start Excerpted data

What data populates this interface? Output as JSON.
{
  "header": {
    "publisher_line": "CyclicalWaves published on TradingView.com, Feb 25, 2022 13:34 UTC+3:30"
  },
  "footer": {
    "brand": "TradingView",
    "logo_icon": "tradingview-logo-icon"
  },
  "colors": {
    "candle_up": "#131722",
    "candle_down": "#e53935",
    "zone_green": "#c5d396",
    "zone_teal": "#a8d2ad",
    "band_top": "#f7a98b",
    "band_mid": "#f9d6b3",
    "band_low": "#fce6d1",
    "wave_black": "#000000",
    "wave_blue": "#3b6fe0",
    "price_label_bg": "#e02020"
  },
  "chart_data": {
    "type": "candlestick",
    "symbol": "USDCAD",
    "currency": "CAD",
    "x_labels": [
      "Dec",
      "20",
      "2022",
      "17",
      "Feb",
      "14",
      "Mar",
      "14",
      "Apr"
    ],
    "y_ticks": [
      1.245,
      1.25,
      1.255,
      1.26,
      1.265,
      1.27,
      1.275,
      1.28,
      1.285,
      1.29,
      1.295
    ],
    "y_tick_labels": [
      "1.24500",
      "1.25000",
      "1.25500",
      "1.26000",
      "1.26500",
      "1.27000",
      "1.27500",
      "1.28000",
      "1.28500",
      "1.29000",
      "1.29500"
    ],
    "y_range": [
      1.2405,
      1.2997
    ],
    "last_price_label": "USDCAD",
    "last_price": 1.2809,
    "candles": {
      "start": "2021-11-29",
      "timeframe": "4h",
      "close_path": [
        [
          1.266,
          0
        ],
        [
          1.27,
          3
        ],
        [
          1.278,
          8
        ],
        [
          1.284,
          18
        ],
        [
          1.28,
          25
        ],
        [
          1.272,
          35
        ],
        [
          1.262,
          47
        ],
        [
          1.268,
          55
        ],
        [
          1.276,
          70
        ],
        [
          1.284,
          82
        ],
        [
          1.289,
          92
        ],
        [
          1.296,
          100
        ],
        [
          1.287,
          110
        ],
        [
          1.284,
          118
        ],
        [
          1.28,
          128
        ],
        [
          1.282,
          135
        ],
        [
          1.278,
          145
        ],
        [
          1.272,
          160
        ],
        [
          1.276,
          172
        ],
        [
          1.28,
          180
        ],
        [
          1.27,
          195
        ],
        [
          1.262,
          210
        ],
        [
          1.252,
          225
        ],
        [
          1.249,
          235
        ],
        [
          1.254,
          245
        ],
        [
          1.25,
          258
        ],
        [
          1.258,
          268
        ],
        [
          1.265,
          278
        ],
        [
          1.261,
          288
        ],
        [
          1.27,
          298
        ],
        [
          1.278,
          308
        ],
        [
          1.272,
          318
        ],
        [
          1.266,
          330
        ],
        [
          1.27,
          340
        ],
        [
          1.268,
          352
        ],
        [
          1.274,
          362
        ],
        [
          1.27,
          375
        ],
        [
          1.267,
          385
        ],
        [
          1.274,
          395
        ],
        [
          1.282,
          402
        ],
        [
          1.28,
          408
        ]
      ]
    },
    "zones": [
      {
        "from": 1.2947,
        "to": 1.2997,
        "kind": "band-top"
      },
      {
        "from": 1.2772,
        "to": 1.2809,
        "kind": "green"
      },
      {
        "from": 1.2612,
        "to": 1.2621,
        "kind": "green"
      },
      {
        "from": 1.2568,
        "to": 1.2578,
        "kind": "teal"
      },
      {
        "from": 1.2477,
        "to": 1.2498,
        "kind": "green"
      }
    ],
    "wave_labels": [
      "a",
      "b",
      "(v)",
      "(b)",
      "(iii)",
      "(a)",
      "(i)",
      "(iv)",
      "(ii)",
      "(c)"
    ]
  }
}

end Excerpted data

__Instruction__
Give the material above again, word for word.

__Response below__
What data populates this interface? Output as JSON.
{
  "header": {
    "publisher_line": "CyclicalWaves published on TradingView.com, Feb 25, 2022 13:34 UTC+3:30"
  },
  "footer": {
    "brand": "TradingView",
    "logo_icon": "tradingview-logo-icon"
  },
  "colors": {
    "candle_up": "#131722",
    "candle_down": "#e53935",
    "zone_green": "#c5d396",
    "zone_teal": "#a8d2ad",
    "band_top": "#f7a98b",
    "band_mid": "#f9d6b3",
    "band_low": "#fce6d1",
    "wave_black": "#000000",
    "wave_blue": "#3b6fe0",
    "price_label_bg": "#e02020"
  },
  "chart_data": {
    "type": "candlestick",
    "symbol": "USDCAD",
    "currency": "CAD",
    "x_labels": [
      "Dec",
      "20",
      "2022",
      "17",
      "Feb",
      "14",
      "Mar",
      "14",
      "Apr"
    ],
    "y_ticks": [
      1.245,
      1.25,
      1.255,
      1.26,
      1.265,
      1.27,
      1.275,
      1.28,
      1.285,
      1.29,
      1.295
    ],
    "y_tick_labels": [
      "1.24500",
      "1.25000",
      "1.25500",
      "1.26000",
      "1.26500",
      "1.27000",
      "1.27500",
      "1.28000",
      "1.28500",
      "1.29000",
      "1.29500"
    ],
    "y_range": [
      1.2405,
      1.2997
    ],
    "last_price_label": "USDCAD",
    "last_price": 1.2809,
    "candles": {
      "start": "2021-11-29",
      "timeframe": "4h",
      "close_path": [
        [
          1.266,
          0
        ],
        [
          1.27,
          3
        ],
        [
          1.278,
          8
        ],
        [
          1.284,
          18
        ],
        [
          1.28,
          25
        ],
        [
          1.272,
          35
        ],
        [
          1.262,
          47
        ],
        [
          1.268,
          55
        ],
        [
          1.276,
          70
        ],
        [
          1.284,
          82
        ],
        [
          1.289,
          92
        ],
        [
          1.296,
          100
        ],
        [
          1.287,
          110
        ],
        [
          1.284,
          118
        ],
        [
          1.28,
          128
        ],
        [
          1.282,
          135
        ],
        [
          1.278,
          145
        ],
        [
          1.272,
          160
        ],
        [
          1.276,
          172
        ],
        [
          1.28,
          180
        ],
        [
          1.27,
          195
        ],
        [
          1.262,
          210
        ],
        [
          1.252,
          225
        ],
        [
          1.249,
          235
        ],
        [
          1.254,
          245
        ],
        [
          1.25,
          258
        ],
        [
          1.258,
          268
        ],
        [
          1.265,
          278
        ],
        [
          1.261,
          288
        ],
        [
          1.27,
          298
        ],
        [
          1.278,
          308
        ],
        [
          1.272,
          318
        ],
        [
          1.266,
          330
        ],
        [
          1.27,
          340
        ],
        [
          1.268,
          352
        ],
        [
          1.274,
          362
        ],
        [
          1.27,
          375
        ],
        [
          1.267,
          385
        ],
        [
          1.274,
          395
        ],
        [
          1.282,
          402
        ],
        [
          1.28,
          408
        ]
      ]
    },
    "zones": [
      {
        "from": 1.2947,
        "to": 1.2997,
        "kind": "band-top"
      },
      {
        "from": 1.2772,
        "to": 1.2809,
        "kind": "green"
      },
      {
        "from": 1.2612,
        "to": 1.2621,
        "kind": "green"
      },
      {
        "from": 1.2568,
        "to": 1.2578,
        "kind": "teal"
      },
      {
        "from": 1.2477,
        "to": 1.2498,
        "kind": "green"
      }
    ],
    "wave_labels": [
      "a",
      "b",
      "(v)",
      "(b)",
      "(iii)",
      "(a)",
      "(i)",
      "(iv)",
      "(ii)",
      "(c)"
    ]
  }
}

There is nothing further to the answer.